**Brief**
Locate the line with "What text is on this page?" in the material. Copy that line and each one after it, through the last, exactly and with nothing else.

**Given data**
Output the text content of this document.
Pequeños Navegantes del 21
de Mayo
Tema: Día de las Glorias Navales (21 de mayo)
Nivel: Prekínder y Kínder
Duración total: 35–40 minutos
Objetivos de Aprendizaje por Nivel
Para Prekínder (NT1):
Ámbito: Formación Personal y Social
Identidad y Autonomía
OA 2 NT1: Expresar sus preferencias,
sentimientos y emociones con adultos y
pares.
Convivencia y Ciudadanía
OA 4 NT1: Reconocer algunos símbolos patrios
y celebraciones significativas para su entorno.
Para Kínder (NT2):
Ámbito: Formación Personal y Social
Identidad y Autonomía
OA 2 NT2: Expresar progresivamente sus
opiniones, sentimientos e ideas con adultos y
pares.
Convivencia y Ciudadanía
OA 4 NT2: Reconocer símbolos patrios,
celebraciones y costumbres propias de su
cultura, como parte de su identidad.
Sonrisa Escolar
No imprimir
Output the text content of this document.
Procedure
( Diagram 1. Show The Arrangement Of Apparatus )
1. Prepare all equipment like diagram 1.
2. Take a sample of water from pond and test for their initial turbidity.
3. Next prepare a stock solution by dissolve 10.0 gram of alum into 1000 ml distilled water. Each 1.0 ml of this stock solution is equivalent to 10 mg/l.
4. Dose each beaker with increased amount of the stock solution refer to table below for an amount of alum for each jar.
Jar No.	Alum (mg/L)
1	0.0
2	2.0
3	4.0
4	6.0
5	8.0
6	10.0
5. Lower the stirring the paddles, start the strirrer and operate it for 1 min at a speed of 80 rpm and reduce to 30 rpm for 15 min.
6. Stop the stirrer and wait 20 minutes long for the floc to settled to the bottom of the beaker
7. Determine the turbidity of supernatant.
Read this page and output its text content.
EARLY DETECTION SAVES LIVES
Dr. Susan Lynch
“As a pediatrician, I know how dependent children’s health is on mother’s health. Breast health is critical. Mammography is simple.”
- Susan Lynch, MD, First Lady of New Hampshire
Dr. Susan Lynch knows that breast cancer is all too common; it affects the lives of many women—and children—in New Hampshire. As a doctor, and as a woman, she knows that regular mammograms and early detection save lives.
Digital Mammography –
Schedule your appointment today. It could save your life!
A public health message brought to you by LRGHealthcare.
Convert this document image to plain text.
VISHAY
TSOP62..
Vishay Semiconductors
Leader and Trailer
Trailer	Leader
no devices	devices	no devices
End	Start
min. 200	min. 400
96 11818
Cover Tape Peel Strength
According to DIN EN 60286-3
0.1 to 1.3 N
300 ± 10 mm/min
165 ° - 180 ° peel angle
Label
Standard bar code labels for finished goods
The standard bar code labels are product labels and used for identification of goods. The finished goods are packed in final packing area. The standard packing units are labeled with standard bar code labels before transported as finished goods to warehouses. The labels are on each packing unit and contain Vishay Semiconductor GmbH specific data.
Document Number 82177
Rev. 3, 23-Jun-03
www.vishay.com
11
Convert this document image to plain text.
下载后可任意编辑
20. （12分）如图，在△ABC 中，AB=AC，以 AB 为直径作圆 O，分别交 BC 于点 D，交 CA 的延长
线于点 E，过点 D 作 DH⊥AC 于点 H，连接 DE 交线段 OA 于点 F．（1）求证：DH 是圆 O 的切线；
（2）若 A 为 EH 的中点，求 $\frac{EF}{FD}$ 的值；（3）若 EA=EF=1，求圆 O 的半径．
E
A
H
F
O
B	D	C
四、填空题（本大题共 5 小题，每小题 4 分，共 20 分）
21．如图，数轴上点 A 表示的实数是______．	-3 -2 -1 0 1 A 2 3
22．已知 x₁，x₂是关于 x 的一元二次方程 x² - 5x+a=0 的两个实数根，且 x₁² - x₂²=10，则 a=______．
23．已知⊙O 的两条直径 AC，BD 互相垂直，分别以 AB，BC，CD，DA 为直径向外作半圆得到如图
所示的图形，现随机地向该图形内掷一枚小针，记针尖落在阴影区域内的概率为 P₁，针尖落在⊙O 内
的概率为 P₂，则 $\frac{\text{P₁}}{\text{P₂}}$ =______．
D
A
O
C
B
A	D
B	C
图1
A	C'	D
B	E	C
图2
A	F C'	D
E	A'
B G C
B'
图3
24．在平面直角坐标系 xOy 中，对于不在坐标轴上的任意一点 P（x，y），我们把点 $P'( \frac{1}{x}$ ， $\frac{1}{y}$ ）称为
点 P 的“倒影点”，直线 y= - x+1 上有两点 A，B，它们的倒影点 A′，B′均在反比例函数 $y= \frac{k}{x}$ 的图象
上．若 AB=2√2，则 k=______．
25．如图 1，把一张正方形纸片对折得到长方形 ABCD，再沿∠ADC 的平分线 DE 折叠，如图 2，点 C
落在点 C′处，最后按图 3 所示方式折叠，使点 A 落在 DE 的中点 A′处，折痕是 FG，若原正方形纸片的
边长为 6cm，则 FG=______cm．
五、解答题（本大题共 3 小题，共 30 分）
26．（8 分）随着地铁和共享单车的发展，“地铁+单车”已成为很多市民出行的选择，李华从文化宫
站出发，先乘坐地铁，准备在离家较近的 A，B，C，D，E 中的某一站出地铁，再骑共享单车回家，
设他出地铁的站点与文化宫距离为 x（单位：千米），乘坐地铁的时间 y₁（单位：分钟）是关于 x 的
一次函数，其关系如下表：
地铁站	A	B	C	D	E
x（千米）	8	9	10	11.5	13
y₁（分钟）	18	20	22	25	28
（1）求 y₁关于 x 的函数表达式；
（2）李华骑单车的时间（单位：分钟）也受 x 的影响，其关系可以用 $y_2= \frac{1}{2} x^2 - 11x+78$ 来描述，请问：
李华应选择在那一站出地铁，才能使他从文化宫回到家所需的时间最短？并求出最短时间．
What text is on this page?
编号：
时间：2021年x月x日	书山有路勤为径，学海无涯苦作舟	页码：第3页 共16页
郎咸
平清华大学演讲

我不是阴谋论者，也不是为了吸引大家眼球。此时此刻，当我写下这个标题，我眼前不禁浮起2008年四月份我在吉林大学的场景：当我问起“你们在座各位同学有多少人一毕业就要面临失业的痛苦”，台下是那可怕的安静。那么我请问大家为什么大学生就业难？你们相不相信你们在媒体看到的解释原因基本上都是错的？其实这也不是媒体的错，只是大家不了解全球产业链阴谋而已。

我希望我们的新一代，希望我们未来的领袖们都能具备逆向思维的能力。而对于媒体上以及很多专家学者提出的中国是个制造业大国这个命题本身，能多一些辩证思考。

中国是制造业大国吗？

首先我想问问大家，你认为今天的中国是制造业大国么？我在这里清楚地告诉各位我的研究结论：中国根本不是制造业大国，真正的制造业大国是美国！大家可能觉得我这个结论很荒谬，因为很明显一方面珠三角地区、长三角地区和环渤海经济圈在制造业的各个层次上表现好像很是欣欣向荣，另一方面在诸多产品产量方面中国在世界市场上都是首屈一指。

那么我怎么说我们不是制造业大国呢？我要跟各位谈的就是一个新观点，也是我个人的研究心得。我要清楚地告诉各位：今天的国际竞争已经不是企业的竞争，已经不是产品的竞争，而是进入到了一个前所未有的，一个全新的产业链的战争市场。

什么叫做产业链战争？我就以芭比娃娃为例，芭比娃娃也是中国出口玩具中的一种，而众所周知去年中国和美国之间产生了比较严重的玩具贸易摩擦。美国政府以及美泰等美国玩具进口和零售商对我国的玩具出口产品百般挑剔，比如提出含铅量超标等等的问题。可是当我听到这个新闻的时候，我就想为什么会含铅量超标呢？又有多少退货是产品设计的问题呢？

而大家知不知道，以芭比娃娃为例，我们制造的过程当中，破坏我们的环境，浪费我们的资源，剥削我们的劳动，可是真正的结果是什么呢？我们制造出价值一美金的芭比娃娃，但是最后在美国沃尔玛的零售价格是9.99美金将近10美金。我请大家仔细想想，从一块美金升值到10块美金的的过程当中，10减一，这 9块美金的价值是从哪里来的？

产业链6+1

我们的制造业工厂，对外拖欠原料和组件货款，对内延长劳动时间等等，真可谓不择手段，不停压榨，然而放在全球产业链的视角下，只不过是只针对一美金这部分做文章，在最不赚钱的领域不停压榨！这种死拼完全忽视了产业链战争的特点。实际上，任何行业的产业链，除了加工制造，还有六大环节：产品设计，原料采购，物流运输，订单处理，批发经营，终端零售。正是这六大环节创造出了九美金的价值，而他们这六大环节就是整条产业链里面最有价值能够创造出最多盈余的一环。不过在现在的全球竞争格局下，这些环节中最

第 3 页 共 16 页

**Worked solution**
What text is on this page?
编号：
时间：2021年x月x日	书山有路勤为径，学海无涯苦作舟	页码：第3页 共16页
郎咸
平清华大学演讲

我不是阴谋论者，也不是为了吸引大家眼球。此时此刻，当我写下这个标题，我眼前不禁浮起2008年四月份我在吉林大学的场景：当我问起“你们在座各位同学有多少人一毕业就要面临失业的痛苦”，台下是那可怕的安静。那么我请问大家为什么大学生就业难？你们相不相信你们在媒体看到的解释原因基本上都是错的？其实这也不是媒体的错，只是大家不了解全球产业链阴谋而已。

我希望我们的新一代，希望我们未来的领袖们都能具备逆向思维的能力。而对于媒体上以及很多专家学者提出的中国是个制造业大国这个命题本身，能多一些辩证思考。

中国是制造业大国吗？

首先我想问问大家，你认为今天的中国是制造业大国么？我在这里清楚地告诉各位我的研究结论：中国根本不是制造业大国，真正的制造业大国是美国！大家可能觉得我这个结论很荒谬，因为很明显一方面珠三角地区、长三角地区和环渤海经济圈在制造业的各个层次上表现好像很是欣欣向荣，另一方面在诸多产品产量方面中国在世界市场上都是首屈一指。

那么我怎么说我们不是制造业大国呢？我要跟各位谈的就是一个新观点，也是我个人的研究心得。我要清楚地告诉各位：今天的国际竞争已经不是企业的竞争，已经不是产品的竞争，而是进入到了一个前所未有的，一个全新的产业链的战争市场。

什么叫做产业链战争？我就以芭比娃娃为例，芭比娃娃也是中国出口玩具中的一种，而众所周知去年中国和美国之间产生了比较严重的玩具贸易摩擦。美国政府以及美泰等美国玩具进口和零售商对我国的玩具出口产品百般挑剔，比如提出含铅量超标等等的问题。可是当我听到这个新闻的时候，我就想为什么会含铅量超标呢？又有多少退货是产品设计的问题呢？

而大家知不知道，以芭比娃娃为例，我们制造的过程当中，破坏我们的环境，浪费我们的资源，剥削我们的劳动，可是真正的结果是什么呢？我们制造出价值一美金的芭比娃娃，但是最后在美国沃尔玛的零售价格是9.99美金将近10美金。我请大家仔细想想，从一块美金升值到10块美金的的过程当中，10减一，这 9块美金的价值是从哪里来的？

产业链6+1

我们的制造业工厂，对外拖欠原料和组件货款，对内延长劳动时间等等，真可谓不择手段，不停压榨，然而放在全球产业链的视角下，只不过是只针对一美金这部分做文章，在最不赚钱的领域不停压榨！这种死拼完全忽视了产业链战争的特点。实际上，任何行业的产业链，除了加工制造，还有六大环节：产品设计，原料采购，物流运输，订单处理，批发经营，终端零售。正是这六大环节创造出了九美金的价值，而他们这六大环节就是整条产业链里面最有价值能够创造出最多盈余的一环。不过在现在的全球竞争格局下，这些环节中最

第 3 页 共 16 页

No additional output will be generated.